Listed records ▸
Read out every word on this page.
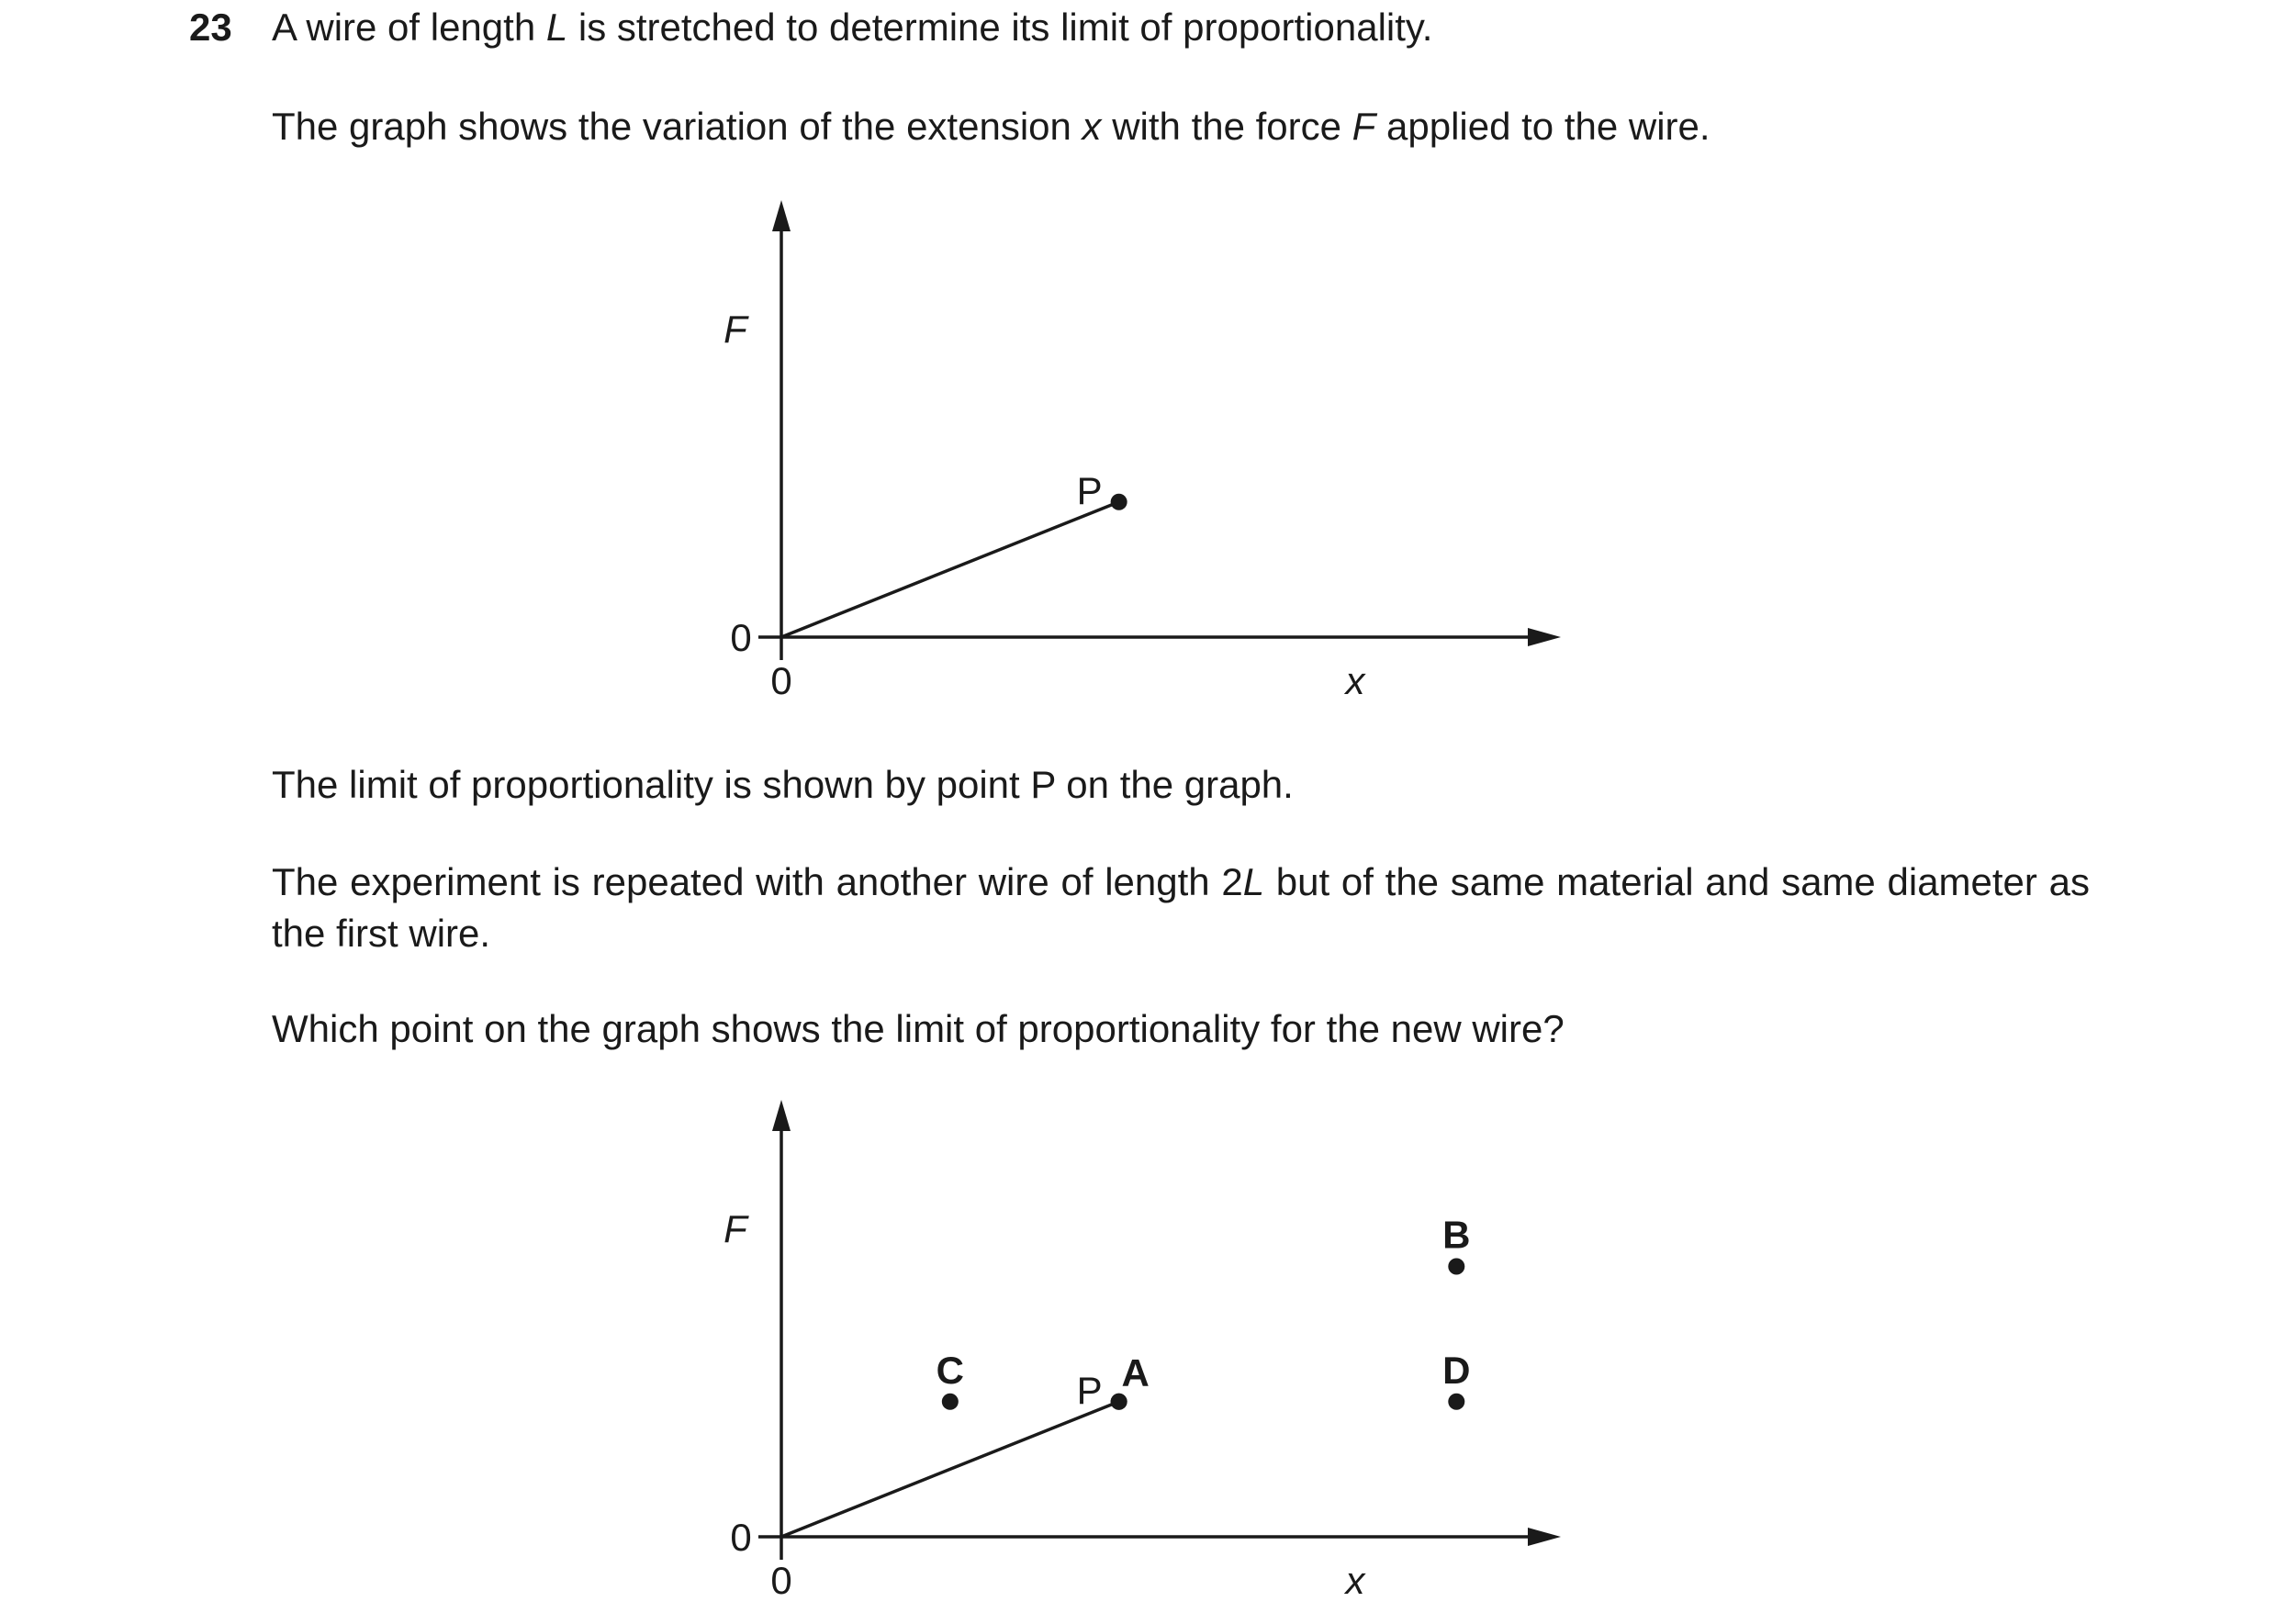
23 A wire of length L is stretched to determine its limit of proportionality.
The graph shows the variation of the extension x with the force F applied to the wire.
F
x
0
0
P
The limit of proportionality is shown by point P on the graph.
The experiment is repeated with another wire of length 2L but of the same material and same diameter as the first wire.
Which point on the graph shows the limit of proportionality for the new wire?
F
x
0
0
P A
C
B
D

Prompt ▸
Write out every line from the entries where "with" appears.

Solution ▸
The graph shows the variation of the extension x with the force F applied to the wire.
The experiment is repeated with another wire of length 2L but of the same material and same diameter as the first wire.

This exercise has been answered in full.